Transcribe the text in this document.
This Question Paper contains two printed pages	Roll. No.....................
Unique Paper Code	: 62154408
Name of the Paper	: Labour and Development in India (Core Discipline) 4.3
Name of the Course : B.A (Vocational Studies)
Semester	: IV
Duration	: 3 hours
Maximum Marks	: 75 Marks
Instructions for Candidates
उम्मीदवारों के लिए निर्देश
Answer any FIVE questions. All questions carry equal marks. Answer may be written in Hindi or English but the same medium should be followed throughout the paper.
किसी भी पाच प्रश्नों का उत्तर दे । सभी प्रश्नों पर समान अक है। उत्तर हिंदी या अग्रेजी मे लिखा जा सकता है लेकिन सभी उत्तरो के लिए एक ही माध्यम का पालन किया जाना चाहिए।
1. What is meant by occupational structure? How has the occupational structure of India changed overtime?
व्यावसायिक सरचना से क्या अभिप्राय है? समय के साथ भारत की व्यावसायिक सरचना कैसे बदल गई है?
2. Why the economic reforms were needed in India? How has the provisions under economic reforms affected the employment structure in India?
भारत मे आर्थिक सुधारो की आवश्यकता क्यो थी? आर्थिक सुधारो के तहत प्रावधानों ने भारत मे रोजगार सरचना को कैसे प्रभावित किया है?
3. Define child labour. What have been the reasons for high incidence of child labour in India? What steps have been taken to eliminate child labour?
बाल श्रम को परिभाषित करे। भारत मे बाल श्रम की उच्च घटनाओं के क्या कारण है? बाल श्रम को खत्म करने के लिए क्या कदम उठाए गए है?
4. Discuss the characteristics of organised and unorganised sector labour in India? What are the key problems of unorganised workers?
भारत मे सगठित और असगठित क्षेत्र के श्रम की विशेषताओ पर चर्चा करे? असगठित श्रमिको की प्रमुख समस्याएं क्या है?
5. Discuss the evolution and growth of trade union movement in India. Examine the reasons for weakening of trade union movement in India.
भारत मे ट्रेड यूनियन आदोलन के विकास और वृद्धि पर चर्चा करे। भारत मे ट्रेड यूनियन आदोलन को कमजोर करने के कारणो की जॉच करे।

• **GOAL**: Filter the entries above down to the lines containing the word "Discuss".

• **ANSWER TO THIS EXERCISE**:
4. Discuss the characteristics of organised and unorganised sector labour in India? What are the key problems of unorganised workers?
5. Discuss the evolution and growth of trade union movement in India. Examine the reasons for weakening of trade union movement in India.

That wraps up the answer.